▸ EXERCISE DESCRIPTION: Look through the entries below and report how many lines hold the string "category". Only the number is wanted.
═══ DATA PROVIDED ═══
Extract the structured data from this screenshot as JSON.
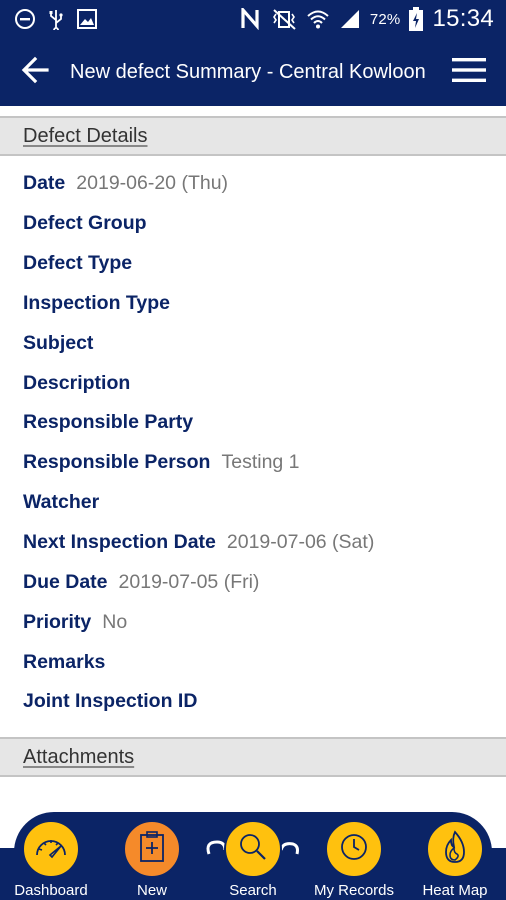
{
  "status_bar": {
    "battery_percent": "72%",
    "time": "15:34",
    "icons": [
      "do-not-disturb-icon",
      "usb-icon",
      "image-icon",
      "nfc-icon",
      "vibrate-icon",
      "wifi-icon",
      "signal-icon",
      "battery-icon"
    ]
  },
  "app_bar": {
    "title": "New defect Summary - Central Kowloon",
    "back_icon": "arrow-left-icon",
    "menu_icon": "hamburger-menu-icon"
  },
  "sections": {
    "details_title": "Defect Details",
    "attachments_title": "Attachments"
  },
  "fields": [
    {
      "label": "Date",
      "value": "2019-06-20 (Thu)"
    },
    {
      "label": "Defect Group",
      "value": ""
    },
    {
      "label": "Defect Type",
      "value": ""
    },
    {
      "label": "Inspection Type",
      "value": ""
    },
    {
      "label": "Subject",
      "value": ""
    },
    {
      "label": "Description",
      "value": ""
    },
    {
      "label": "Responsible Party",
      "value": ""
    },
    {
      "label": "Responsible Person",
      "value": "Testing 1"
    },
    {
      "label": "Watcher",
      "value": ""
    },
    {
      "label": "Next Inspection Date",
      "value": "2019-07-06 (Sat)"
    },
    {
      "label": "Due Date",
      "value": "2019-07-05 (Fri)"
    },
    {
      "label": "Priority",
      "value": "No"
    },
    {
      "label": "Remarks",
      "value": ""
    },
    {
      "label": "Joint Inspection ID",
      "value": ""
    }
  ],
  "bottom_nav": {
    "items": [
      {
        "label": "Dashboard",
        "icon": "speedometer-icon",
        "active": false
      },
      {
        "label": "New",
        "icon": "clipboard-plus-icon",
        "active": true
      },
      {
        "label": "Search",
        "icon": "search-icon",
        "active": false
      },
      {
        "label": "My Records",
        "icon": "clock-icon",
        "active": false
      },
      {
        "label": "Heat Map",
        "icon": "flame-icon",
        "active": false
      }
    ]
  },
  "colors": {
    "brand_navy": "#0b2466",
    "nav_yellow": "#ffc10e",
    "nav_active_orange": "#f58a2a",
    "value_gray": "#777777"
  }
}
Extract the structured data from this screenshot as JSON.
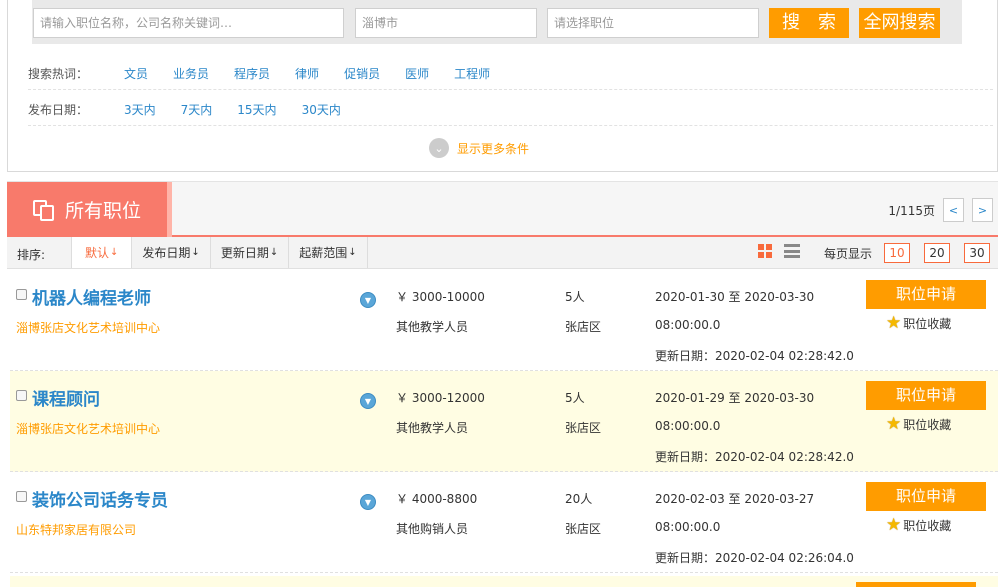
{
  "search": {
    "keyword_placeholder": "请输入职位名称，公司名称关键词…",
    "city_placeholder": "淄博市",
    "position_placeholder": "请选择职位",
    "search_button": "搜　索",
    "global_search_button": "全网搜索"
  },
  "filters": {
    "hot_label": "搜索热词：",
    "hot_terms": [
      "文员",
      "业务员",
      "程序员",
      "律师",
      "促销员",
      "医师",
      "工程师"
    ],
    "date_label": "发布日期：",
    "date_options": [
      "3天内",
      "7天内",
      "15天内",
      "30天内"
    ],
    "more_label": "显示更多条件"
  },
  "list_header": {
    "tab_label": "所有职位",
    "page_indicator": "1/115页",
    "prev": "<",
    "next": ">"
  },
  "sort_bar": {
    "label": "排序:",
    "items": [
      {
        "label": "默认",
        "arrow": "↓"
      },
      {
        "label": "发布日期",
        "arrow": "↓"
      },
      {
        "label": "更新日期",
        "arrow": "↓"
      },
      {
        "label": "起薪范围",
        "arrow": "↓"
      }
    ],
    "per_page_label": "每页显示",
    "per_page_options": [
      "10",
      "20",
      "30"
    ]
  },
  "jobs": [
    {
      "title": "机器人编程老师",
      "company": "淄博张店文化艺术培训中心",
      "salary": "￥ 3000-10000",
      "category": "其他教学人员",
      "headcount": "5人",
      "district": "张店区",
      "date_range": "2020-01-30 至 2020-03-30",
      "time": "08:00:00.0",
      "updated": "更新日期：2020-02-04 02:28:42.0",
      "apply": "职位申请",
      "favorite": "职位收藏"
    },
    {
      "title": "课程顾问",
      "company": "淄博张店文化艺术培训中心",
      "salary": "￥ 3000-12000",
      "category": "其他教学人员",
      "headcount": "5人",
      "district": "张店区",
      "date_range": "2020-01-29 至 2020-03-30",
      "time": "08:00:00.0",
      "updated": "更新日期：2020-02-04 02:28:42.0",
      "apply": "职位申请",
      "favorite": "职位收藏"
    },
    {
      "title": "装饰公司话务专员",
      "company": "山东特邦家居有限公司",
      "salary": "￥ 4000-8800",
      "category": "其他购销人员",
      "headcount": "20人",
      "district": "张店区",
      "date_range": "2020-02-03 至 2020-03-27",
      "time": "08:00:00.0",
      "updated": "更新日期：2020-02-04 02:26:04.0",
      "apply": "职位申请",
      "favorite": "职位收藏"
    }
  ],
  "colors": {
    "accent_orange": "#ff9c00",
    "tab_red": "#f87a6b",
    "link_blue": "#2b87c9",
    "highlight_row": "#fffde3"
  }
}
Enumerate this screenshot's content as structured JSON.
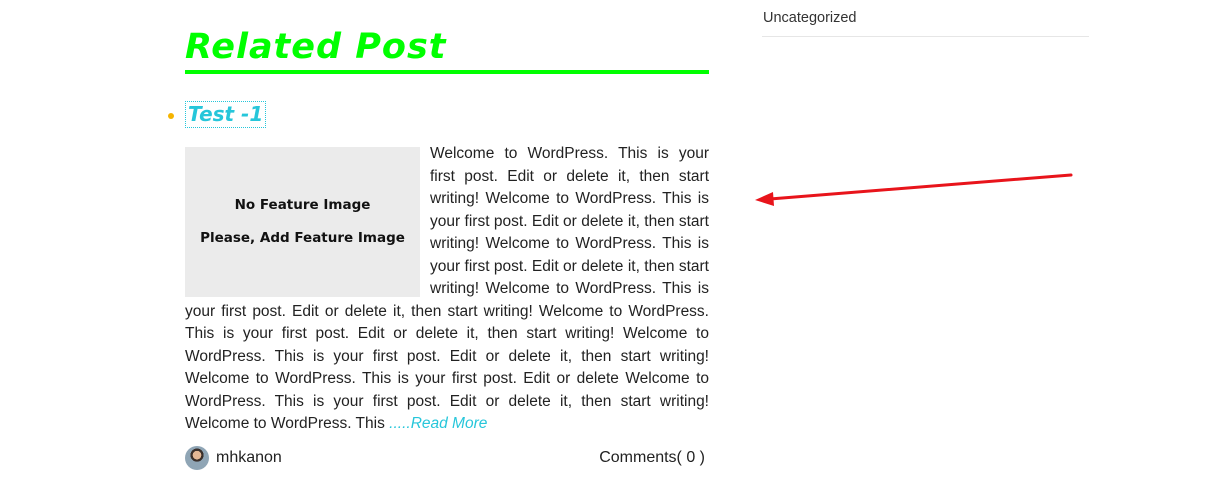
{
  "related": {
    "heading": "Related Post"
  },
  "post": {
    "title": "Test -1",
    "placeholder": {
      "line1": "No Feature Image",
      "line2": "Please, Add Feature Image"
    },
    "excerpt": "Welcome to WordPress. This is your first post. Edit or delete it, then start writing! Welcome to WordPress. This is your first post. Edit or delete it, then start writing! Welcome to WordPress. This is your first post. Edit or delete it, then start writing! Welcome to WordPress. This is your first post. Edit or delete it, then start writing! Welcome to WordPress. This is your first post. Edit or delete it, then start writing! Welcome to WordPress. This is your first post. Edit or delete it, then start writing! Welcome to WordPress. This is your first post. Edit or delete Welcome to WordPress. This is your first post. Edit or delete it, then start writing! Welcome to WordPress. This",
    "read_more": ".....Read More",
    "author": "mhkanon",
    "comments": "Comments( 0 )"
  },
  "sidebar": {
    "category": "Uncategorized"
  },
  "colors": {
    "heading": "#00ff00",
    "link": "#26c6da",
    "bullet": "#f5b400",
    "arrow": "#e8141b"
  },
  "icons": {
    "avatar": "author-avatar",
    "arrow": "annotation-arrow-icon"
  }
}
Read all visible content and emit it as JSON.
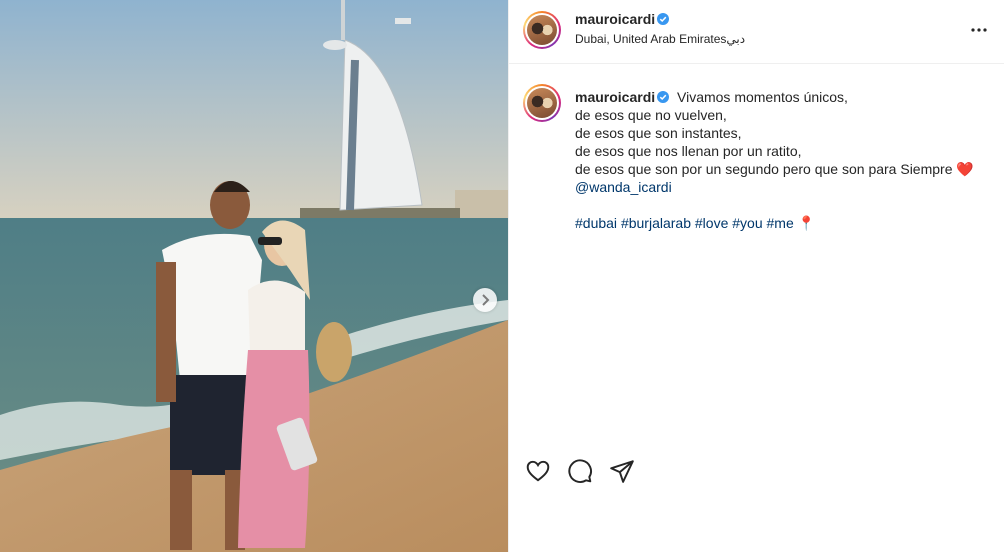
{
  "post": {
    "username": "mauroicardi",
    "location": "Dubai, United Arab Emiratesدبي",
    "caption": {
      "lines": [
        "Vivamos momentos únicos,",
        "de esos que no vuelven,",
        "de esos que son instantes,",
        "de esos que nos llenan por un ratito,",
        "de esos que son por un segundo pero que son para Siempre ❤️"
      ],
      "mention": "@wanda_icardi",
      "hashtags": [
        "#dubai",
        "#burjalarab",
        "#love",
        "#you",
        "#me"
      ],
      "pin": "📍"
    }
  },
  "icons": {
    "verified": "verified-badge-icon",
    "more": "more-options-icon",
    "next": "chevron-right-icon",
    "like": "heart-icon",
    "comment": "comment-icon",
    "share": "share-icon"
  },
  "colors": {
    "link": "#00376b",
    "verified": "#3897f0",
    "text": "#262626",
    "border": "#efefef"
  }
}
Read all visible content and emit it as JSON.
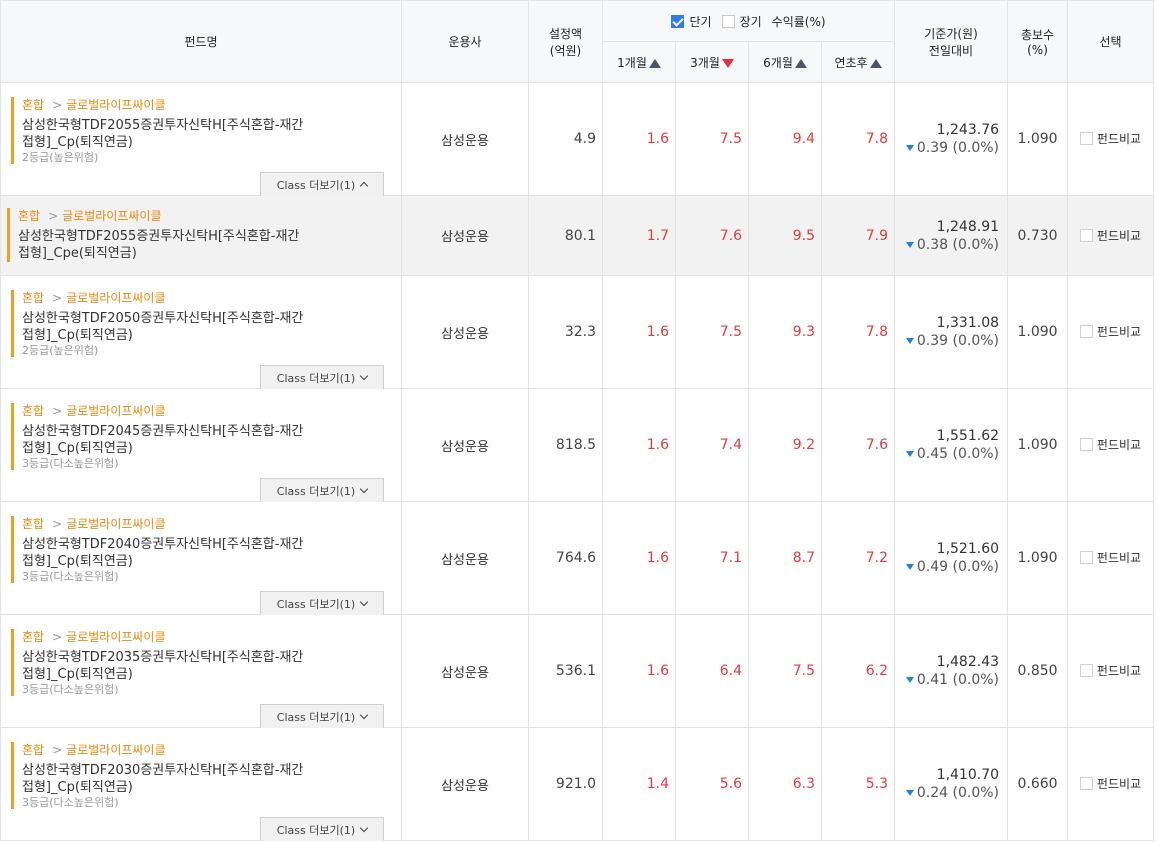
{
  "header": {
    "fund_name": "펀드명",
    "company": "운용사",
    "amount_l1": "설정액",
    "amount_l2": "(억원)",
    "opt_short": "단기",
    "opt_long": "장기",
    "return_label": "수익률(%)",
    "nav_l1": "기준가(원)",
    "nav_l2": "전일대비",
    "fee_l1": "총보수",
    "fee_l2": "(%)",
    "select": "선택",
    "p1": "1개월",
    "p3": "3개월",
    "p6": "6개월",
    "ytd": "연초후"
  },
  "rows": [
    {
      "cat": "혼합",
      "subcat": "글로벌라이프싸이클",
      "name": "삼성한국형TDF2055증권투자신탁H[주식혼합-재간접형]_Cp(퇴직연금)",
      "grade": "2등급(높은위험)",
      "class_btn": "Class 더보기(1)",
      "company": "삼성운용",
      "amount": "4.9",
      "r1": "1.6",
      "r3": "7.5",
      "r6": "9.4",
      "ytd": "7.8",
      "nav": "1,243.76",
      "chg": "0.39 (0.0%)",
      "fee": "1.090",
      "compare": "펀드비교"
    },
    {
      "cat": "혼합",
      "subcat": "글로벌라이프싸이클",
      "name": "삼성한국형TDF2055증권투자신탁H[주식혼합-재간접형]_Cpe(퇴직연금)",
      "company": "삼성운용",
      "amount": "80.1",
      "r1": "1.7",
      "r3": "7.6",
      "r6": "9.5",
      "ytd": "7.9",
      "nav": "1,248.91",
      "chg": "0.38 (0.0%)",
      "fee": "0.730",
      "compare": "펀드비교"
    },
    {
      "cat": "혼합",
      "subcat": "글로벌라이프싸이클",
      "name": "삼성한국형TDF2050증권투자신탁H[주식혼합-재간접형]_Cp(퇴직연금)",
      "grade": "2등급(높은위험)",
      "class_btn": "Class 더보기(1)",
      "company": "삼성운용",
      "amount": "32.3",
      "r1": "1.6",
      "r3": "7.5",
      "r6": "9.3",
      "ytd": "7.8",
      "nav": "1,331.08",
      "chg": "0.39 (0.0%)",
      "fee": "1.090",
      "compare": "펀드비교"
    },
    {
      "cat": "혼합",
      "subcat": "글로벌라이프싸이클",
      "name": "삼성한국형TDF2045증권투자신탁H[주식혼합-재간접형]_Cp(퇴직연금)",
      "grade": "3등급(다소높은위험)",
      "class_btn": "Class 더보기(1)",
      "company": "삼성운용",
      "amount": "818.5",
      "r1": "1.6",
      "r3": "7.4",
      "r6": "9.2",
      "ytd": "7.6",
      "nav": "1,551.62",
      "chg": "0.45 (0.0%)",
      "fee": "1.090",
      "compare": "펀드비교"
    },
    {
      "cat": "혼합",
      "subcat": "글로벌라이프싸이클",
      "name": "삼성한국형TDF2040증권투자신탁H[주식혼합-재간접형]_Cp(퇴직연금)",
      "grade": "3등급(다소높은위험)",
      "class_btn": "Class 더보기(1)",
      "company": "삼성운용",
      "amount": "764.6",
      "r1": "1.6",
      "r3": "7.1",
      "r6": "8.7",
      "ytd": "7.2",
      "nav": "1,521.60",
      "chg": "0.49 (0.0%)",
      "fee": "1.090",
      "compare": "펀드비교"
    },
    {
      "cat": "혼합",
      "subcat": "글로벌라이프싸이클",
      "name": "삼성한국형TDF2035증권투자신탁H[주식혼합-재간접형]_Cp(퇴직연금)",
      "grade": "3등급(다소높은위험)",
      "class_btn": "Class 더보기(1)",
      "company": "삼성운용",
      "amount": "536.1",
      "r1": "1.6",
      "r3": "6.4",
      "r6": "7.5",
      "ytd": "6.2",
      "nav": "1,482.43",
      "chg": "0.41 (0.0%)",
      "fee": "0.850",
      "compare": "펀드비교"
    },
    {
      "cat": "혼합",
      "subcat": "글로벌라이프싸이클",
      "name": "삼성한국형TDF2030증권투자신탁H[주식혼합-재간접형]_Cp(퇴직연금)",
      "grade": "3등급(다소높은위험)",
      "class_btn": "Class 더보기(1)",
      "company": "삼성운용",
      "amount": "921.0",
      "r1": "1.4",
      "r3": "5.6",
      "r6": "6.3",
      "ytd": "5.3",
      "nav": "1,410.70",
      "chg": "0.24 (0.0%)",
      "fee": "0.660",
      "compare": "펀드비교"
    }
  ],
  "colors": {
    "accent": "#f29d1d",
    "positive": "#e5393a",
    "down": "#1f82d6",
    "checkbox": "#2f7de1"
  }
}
═══
▸ THE REPLY: 4